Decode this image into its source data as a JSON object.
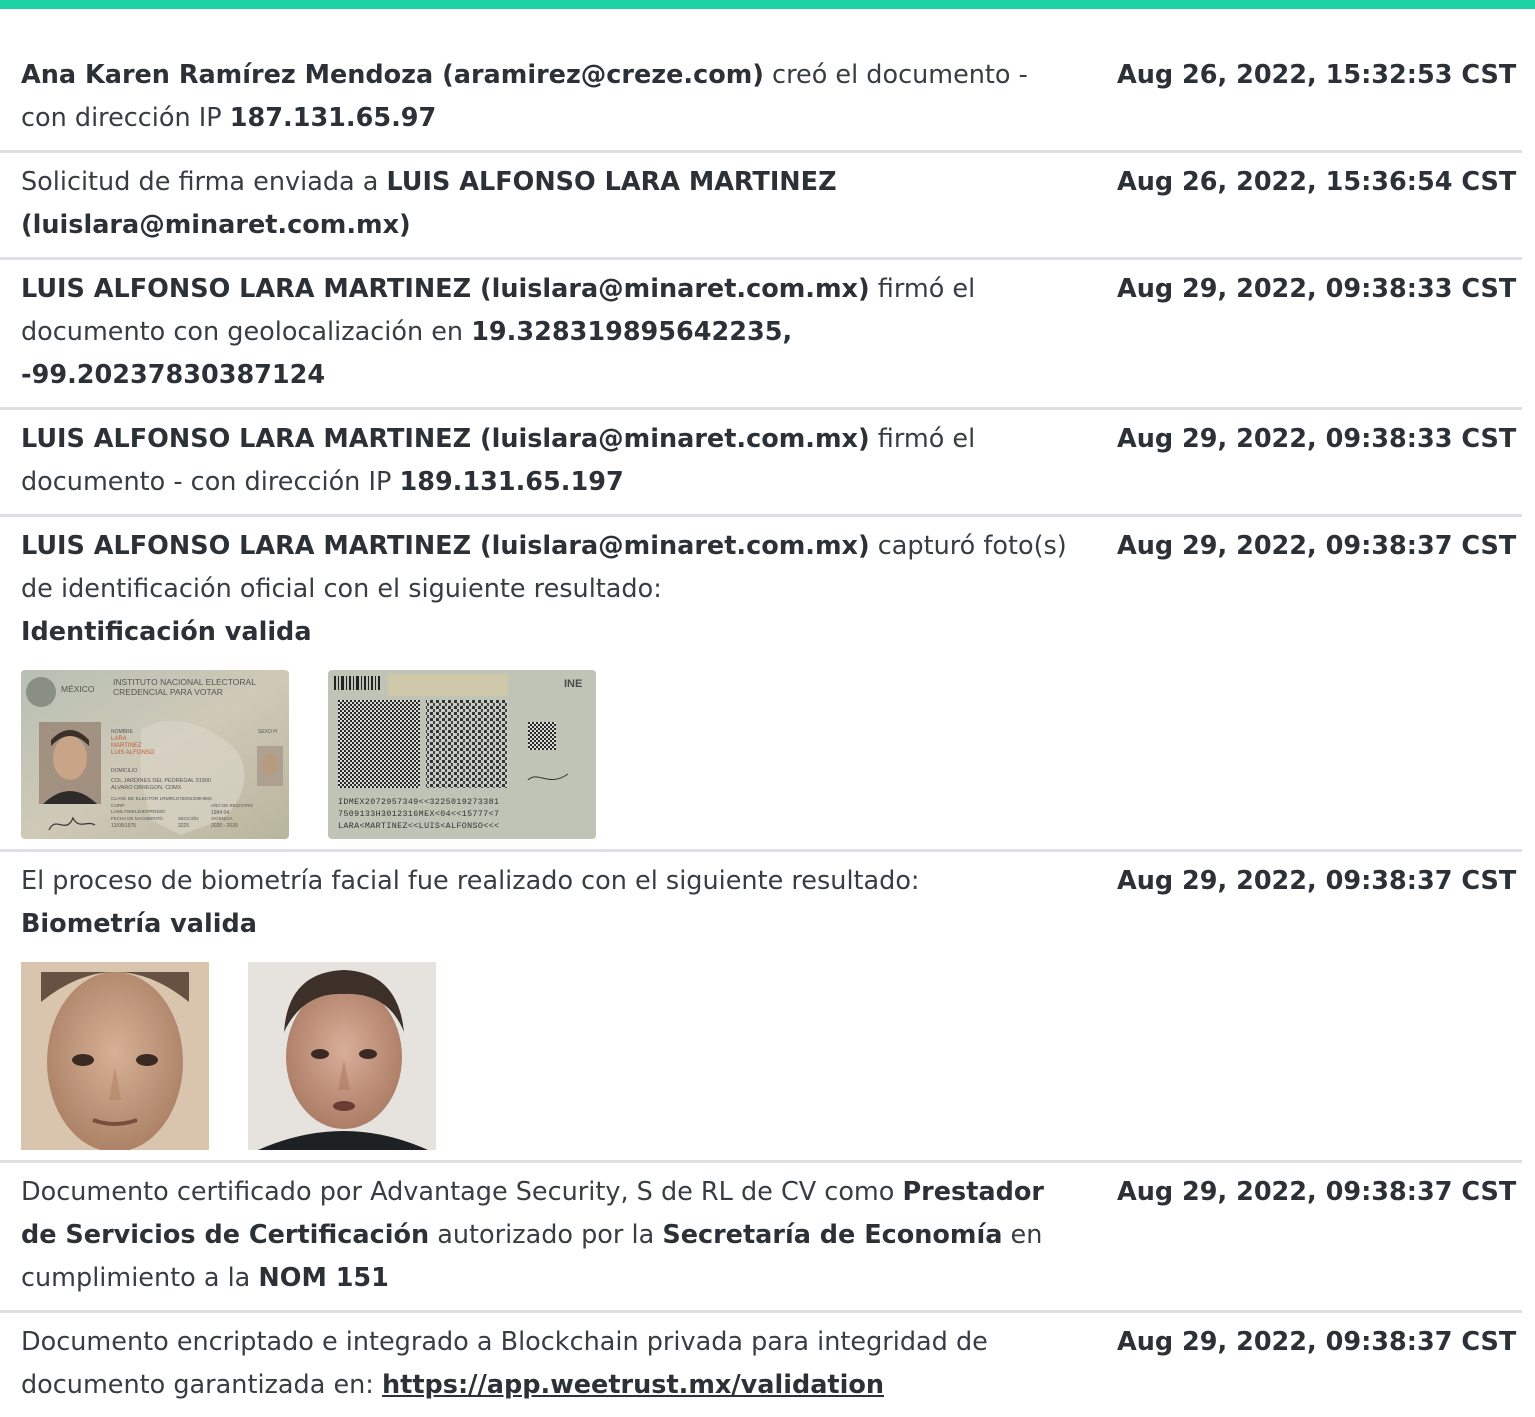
{
  "brand": {
    "accent": "#1ed1a5"
  },
  "events": [
    {
      "p": [
        {
          "t": "Ana Karen Ramírez Mendoza (aramirez@creze.com)",
          "b": true
        },
        {
          "t": " creó el documento - con dirección IP "
        },
        {
          "t": "187.131.65.97",
          "b": true
        }
      ],
      "timestamp": "Aug 26, 2022, 15:32:53 CST"
    },
    {
      "p": [
        {
          "t": "Solicitud de firma enviada a "
        },
        {
          "t": "LUIS ALFONSO LARA MARTINEZ (luislara@minaret.com.mx)",
          "b": true
        }
      ],
      "timestamp": "Aug 26, 2022, 15:36:54 CST"
    },
    {
      "p": [
        {
          "t": "LUIS ALFONSO LARA MARTINEZ (luislara@minaret.com.mx)",
          "b": true
        },
        {
          "t": " firmó el documento con geolocalización en "
        },
        {
          "t": "19.328319895642235, -99.20237830387124",
          "b": true
        }
      ],
      "timestamp": "Aug 29, 2022, 09:38:33 CST"
    },
    {
      "p": [
        {
          "t": "LUIS ALFONSO LARA MARTINEZ (luislara@minaret.com.mx)",
          "b": true
        },
        {
          "t": " firmó el documento - con dirección IP "
        },
        {
          "t": "189.131.65.197",
          "b": true
        }
      ],
      "timestamp": "Aug 29, 2022, 09:38:33 CST"
    },
    {
      "p": [
        {
          "t": "LUIS ALFONSO LARA MARTINEZ (luislara@minaret.com.mx)",
          "b": true
        },
        {
          "t": " capturó foto(s) de identificación oficial con el siguiente resultado:"
        },
        {
          "br": true
        },
        {
          "t": "Identificación valida",
          "b": true
        }
      ],
      "timestamp": "Aug 29, 2022, 09:38:37 CST",
      "images": "id"
    },
    {
      "p": [
        {
          "t": "El proceso de biometría facial fue realizado con el siguiente resultado:"
        },
        {
          "br": true
        },
        {
          "t": "Biometría valida",
          "b": true
        }
      ],
      "timestamp": "Aug 29, 2022, 09:38:37 CST",
      "images": "faces"
    },
    {
      "p": [
        {
          "t": "Documento certificado por Advantage Security, S de RL de CV como "
        },
        {
          "t": "Prestador de Servicios de Certificación",
          "b": true
        },
        {
          "t": " autorizado por la "
        },
        {
          "t": "Secretaría de Economía",
          "b": true
        },
        {
          "t": " en cumplimiento a la "
        },
        {
          "t": "NOM 151",
          "b": true
        }
      ],
      "timestamp": "Aug 29, 2022, 09:38:37 CST"
    },
    {
      "p": [
        {
          "t": "Documento encriptado e integrado a Blockchain privada para integridad de documento garantizada en: "
        },
        {
          "t": "https://app.weetrust.mx/validation",
          "link": true
        }
      ],
      "timestamp": "Aug 29, 2022, 09:38:37 CST",
      "last": true
    }
  ],
  "id_card_front": {
    "country": "MÉXICO",
    "institute": "INSTITUTO NACIONAL ELECTORAL",
    "card_type": "CREDENCIAL PARA VOTAR",
    "name_label": "NOMBRE",
    "name_lines": [
      "LARA",
      "MARTINEZ",
      "LUIS ALFONSO"
    ],
    "sex_label": "SEXO H",
    "address_label": "DOMICILIO",
    "address_lines": [
      "COL JARDINES DEL PEDREGAL 01900",
      "ALVARO OBREGON, CDMX"
    ],
    "elector_key": "CLAVE DE ELECTOR LRMRLS75091309H800",
    "curp": "CURP",
    "curp_value": "LAML750913HDFRRS00",
    "birth_label": "FECHA DE NACIMIENTO",
    "birth_value": "13/09/1975",
    "registry_label": "AÑO DE REGISTRO",
    "registry_value": "1994 04",
    "section_label": "SECCIÓN",
    "section_value": "3225",
    "validity_label": "VIGENCIA",
    "validity_value": "2020 - 2030"
  },
  "id_card_back": {
    "logo": "INE",
    "mrz_lines": [
      "IDMEX2072957349<<3225019273381",
      "7509133H3012316MEX<04<<15777<7",
      "LARA<MARTINEZ<<LUIS<ALFONSO<<<"
    ]
  }
}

TASK BRIEF —
Set every line down exactly as written, leaving each picture out.

RESPONSE BELOW —
Decode this image into its source data as a JSON object.
{
  "brand": {
    "accent": "#1ed1a5"
  },
  "events": [
    {
      "p": [
        {
          "t": "Ana Karen Ramírez Mendoza (aramirez@creze.com)",
          "b": true
        },
        {
          "t": " creó el documento - con dirección IP "
        },
        {
          "t": "187.131.65.97",
          "b": true
        }
      ],
      "timestamp": "Aug 26, 2022, 15:32:53 CST"
    },
    {
      "p": [
        {
          "t": "Solicitud de firma enviada a "
        },
        {
          "t": "LUIS ALFONSO LARA MARTINEZ (luislara@minaret.com.mx)",
          "b": true
        }
      ],
      "timestamp": "Aug 26, 2022, 15:36:54 CST"
    },
    {
      "p": [
        {
          "t": "LUIS ALFONSO LARA MARTINEZ (luislara@minaret.com.mx)",
          "b": true
        },
        {
          "t": " firmó el documento con geolocalización en "
        },
        {
          "t": "19.328319895642235, -99.20237830387124",
          "b": true
        }
      ],
      "timestamp": "Aug 29, 2022, 09:38:33 CST"
    },
    {
      "p": [
        {
          "t": "LUIS ALFONSO LARA MARTINEZ (luislara@minaret.com.mx)",
          "b": true
        },
        {
          "t": " firmó el documento - con dirección IP "
        },
        {
          "t": "189.131.65.197",
          "b": true
        }
      ],
      "timestamp": "Aug 29, 2022, 09:38:33 CST"
    },
    {
      "p": [
        {
          "t": "LUIS ALFONSO LARA MARTINEZ (luislara@minaret.com.mx)",
          "b": true
        },
        {
          "t": " capturó foto(s) de identificación oficial con el siguiente resultado:"
        },
        {
          "br": true
        },
        {
          "t": "Identificación valida",
          "b": true
        }
      ],
      "timestamp": "Aug 29, 2022, 09:38:37 CST",
      "images": "id"
    },
    {
      "p": [
        {
          "t": "El proceso de biometría facial fue realizado con el siguiente resultado:"
        },
        {
          "br": true
        },
        {
          "t": "Biometría valida",
          "b": true
        }
      ],
      "timestamp": "Aug 29, 2022, 09:38:37 CST",
      "images": "faces"
    },
    {
      "p": [
        {
          "t": "Documento certificado por Advantage Security, S de RL de CV como "
        },
        {
          "t": "Prestador de Servicios de Certificación",
          "b": true
        },
        {
          "t": " autorizado por la "
        },
        {
          "t": "Secretaría de Economía",
          "b": true
        },
        {
          "t": " en cumplimiento a la "
        },
        {
          "t": "NOM 151",
          "b": true
        }
      ],
      "timestamp": "Aug 29, 2022, 09:38:37 CST"
    },
    {
      "p": [
        {
          "t": "Documento encriptado e integrado a Blockchain privada para integridad de documento garantizada en: "
        },
        {
          "t": "https://app.weetrust.mx/validation",
          "link": true
        }
      ],
      "timestamp": "Aug 29, 2022, 09:38:37 CST",
      "last": true
    }
  ],
  "id_card_front": {
    "country": "MÉXICO",
    "institute": "INSTITUTO NACIONAL ELECTORAL",
    "card_type": "CREDENCIAL PARA VOTAR",
    "name_label": "NOMBRE",
    "name_lines": [
      "LARA",
      "MARTINEZ",
      "LUIS ALFONSO"
    ],
    "sex_label": "SEXO H",
    "address_label": "DOMICILIO",
    "address_lines": [
      "COL JARDINES DEL PEDREGAL 01900",
      "ALVARO OBREGON, CDMX"
    ],
    "elector_key": "CLAVE DE ELECTOR LRMRLS75091309H800",
    "curp": "CURP",
    "curp_value": "LAML750913HDFRRS00",
    "birth_label": "FECHA DE NACIMIENTO",
    "birth_value": "13/09/1975",
    "registry_label": "AÑO DE REGISTRO",
    "registry_value": "1994 04",
    "section_label": "SECCIÓN",
    "section_value": "3225",
    "validity_label": "VIGENCIA",
    "validity_value": "2020 - 2030"
  },
  "id_card_back": {
    "logo": "INE",
    "mrz_lines": [
      "IDMEX2072957349<<3225019273381",
      "7509133H3012316MEX<04<<15777<7",
      "LARA<MARTINEZ<<LUIS<ALFONSO<<<"
    ]
  }
}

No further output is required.